• _Objective_: All of the entries must be reproduced exactly, with no images carried over.

• _Data supplied_:
---+---

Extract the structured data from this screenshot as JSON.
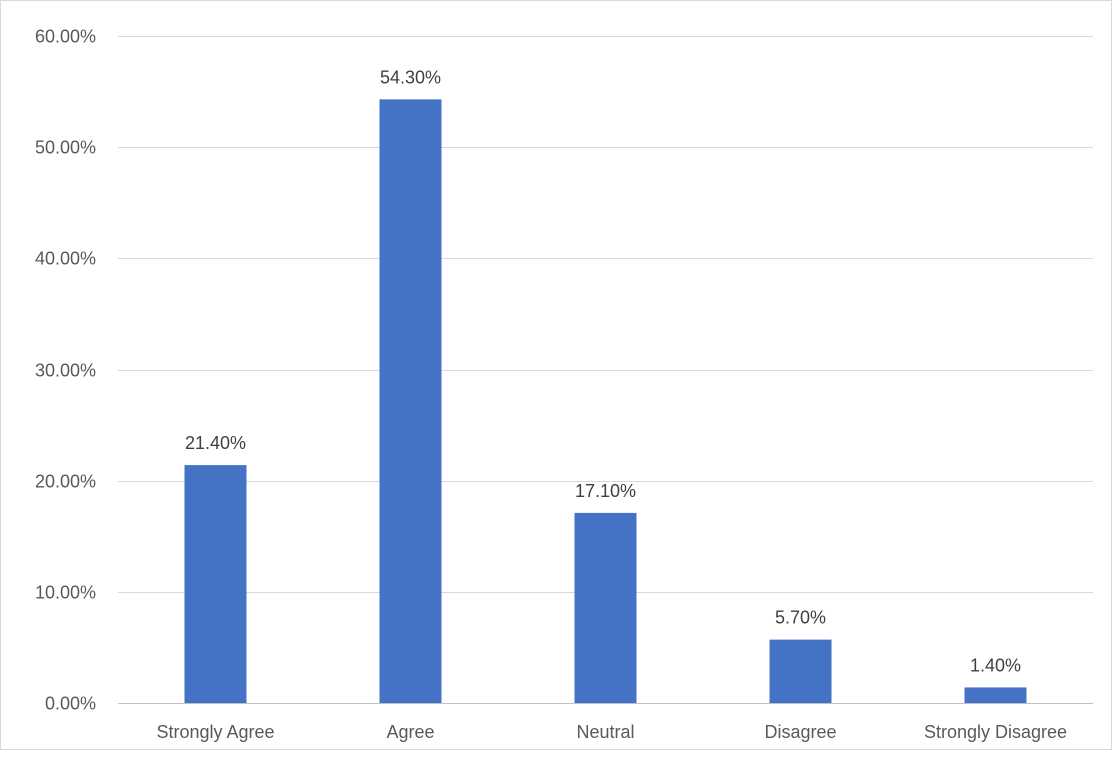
{
  "chart_data": {
    "type": "bar",
    "title": "",
    "xlabel": "",
    "ylabel": "",
    "categories": [
      "Strongly Agree",
      "Agree",
      "Neutral",
      "Disagree",
      "Strongly Disagree"
    ],
    "values": [
      21.4,
      54.3,
      17.1,
      5.7,
      1.4
    ],
    "data_labels": [
      "21.40%",
      "54.30%",
      "17.10%",
      "5.70%",
      "1.40%"
    ],
    "ylim": [
      0,
      60
    ],
    "y_ticks": [
      0,
      10,
      20,
      30,
      40,
      50,
      60
    ],
    "y_tick_labels": [
      "0.00%",
      "10.00%",
      "20.00%",
      "30.00%",
      "40.00%",
      "50.00%",
      "60.00%"
    ],
    "grid": true,
    "legend": "none",
    "bar_color": "#4472C4"
  }
}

---+---

• _Exercise output_:
Extract the structured data from this screenshot as JSON.
{
  "chart_data": {
    "type": "bar",
    "title": "",
    "xlabel": "",
    "ylabel": "",
    "categories": [
      "Strongly Agree",
      "Agree",
      "Neutral",
      "Disagree",
      "Strongly Disagree"
    ],
    "values": [
      21.4,
      54.3,
      17.1,
      5.7,
      1.4
    ],
    "data_labels": [
      "21.40%",
      "54.30%",
      "17.10%",
      "5.70%",
      "1.40%"
    ],
    "ylim": [
      0,
      60
    ],
    "y_ticks": [
      0,
      10,
      20,
      30,
      40,
      50,
      60
    ],
    "y_tick_labels": [
      "0.00%",
      "10.00%",
      "20.00%",
      "30.00%",
      "40.00%",
      "50.00%",
      "60.00%"
    ],
    "grid": true,
    "legend": "none",
    "bar_color": "#4472C4"
  }
}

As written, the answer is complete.